Task requirements :: Reproduce the records word for word, beginning at the line that has "Find 11 of the" and stopping after the line that has "checkbox[interactable] (21, 381, 38, 398)". Omit the pictures from your answer.

Extracted information ::
+--
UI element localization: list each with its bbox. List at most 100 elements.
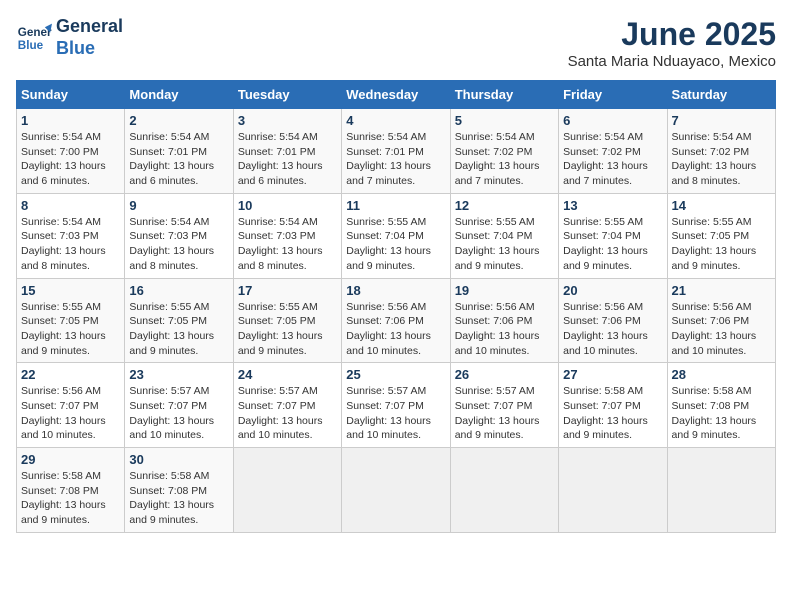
+--
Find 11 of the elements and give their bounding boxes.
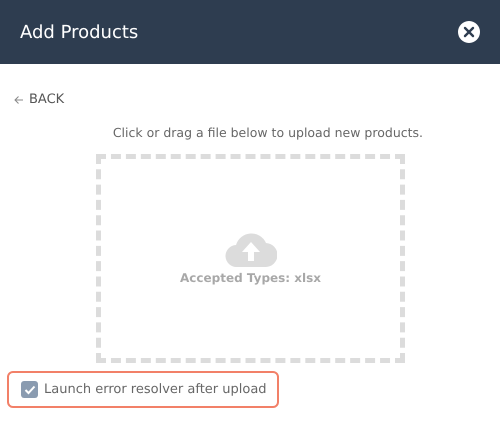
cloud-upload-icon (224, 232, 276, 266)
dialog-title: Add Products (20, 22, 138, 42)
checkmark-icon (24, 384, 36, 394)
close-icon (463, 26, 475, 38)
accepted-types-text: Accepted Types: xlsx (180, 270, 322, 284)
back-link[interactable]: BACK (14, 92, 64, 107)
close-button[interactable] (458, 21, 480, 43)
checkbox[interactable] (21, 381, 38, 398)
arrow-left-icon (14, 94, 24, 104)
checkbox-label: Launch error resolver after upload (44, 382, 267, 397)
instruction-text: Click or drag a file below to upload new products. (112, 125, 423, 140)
+--
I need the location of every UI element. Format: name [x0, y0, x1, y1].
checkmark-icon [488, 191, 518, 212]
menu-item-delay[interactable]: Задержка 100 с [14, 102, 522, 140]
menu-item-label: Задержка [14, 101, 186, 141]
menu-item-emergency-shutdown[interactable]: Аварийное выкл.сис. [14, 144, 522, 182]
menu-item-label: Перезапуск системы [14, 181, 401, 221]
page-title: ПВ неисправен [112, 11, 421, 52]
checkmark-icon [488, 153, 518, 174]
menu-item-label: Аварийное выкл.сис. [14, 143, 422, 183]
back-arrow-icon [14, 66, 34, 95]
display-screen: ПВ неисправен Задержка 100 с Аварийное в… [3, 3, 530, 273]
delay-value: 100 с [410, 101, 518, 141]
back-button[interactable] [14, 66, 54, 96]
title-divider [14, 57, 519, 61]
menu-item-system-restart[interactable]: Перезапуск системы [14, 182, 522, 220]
+--
Result for this exercise ::
Find 11 of the elements and give their bounding boxes.
cloud-upload-icon (224, 232, 276, 266)
dialog-title: Add Products (20, 22, 138, 42)
checkmark-icon (24, 384, 36, 394)
close-icon (463, 26, 475, 38)
accepted-types-text: Accepted Types: xlsx (180, 270, 322, 284)
back-link[interactable]: BACK (14, 92, 64, 107)
close-button[interactable] (458, 21, 480, 43)
checkbox[interactable] (21, 381, 38, 398)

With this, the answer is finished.